▶ Set problem:
Make an exact copy of all the entries, but do not reproduce the pictures.

▶ Figure collection entries:
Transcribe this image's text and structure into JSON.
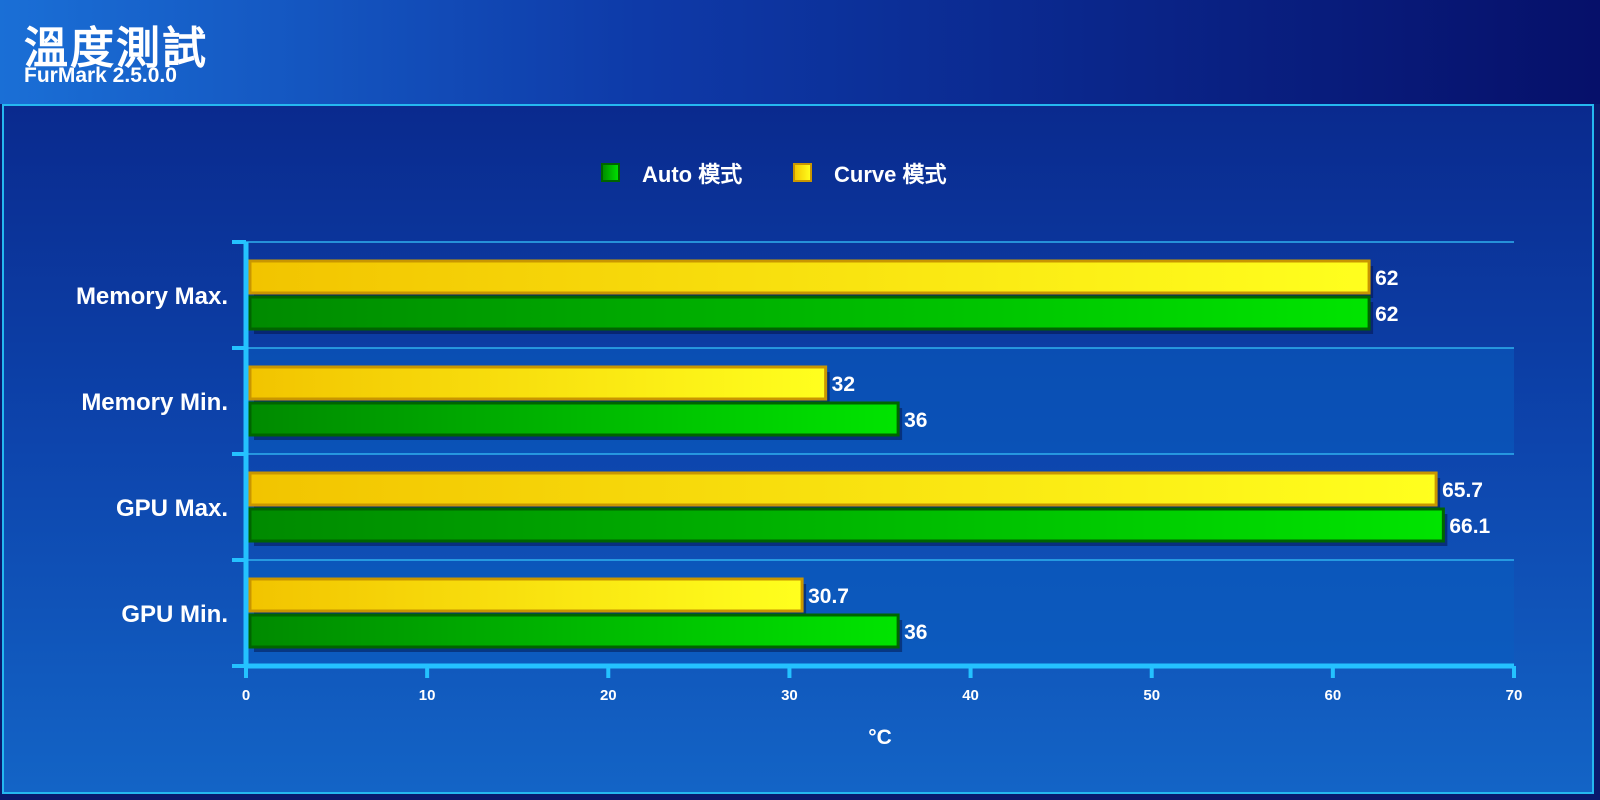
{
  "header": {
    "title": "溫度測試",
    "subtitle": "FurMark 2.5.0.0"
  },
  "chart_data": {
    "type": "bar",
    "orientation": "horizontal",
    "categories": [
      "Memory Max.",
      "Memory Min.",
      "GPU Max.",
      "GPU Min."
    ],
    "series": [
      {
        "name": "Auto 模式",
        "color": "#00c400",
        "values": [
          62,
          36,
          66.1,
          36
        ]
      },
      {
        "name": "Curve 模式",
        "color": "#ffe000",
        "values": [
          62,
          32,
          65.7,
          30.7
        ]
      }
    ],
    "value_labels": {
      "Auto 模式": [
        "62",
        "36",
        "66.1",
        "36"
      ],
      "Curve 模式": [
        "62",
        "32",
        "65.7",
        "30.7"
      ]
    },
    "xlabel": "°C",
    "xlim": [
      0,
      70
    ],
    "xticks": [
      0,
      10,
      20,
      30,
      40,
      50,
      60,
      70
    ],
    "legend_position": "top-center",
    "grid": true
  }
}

▶ Problem solution:
Transcribe this image's text and structure into JSON.
{
  "header": {
    "title": "溫度測試",
    "subtitle": "FurMark 2.5.0.0"
  },
  "chart_data": {
    "type": "bar",
    "orientation": "horizontal",
    "categories": [
      "Memory Max.",
      "Memory Min.",
      "GPU Max.",
      "GPU Min."
    ],
    "series": [
      {
        "name": "Auto 模式",
        "color": "#00c400",
        "values": [
          62,
          36,
          66.1,
          36
        ]
      },
      {
        "name": "Curve 模式",
        "color": "#ffe000",
        "values": [
          62,
          32,
          65.7,
          30.7
        ]
      }
    ],
    "value_labels": {
      "Auto 模式": [
        "62",
        "36",
        "66.1",
        "36"
      ],
      "Curve 模式": [
        "62",
        "32",
        "65.7",
        "30.7"
      ]
    },
    "xlabel": "°C",
    "xlim": [
      0,
      70
    ],
    "xticks": [
      0,
      10,
      20,
      30,
      40,
      50,
      60,
      70
    ],
    "legend_position": "top-center",
    "grid": true
  }
}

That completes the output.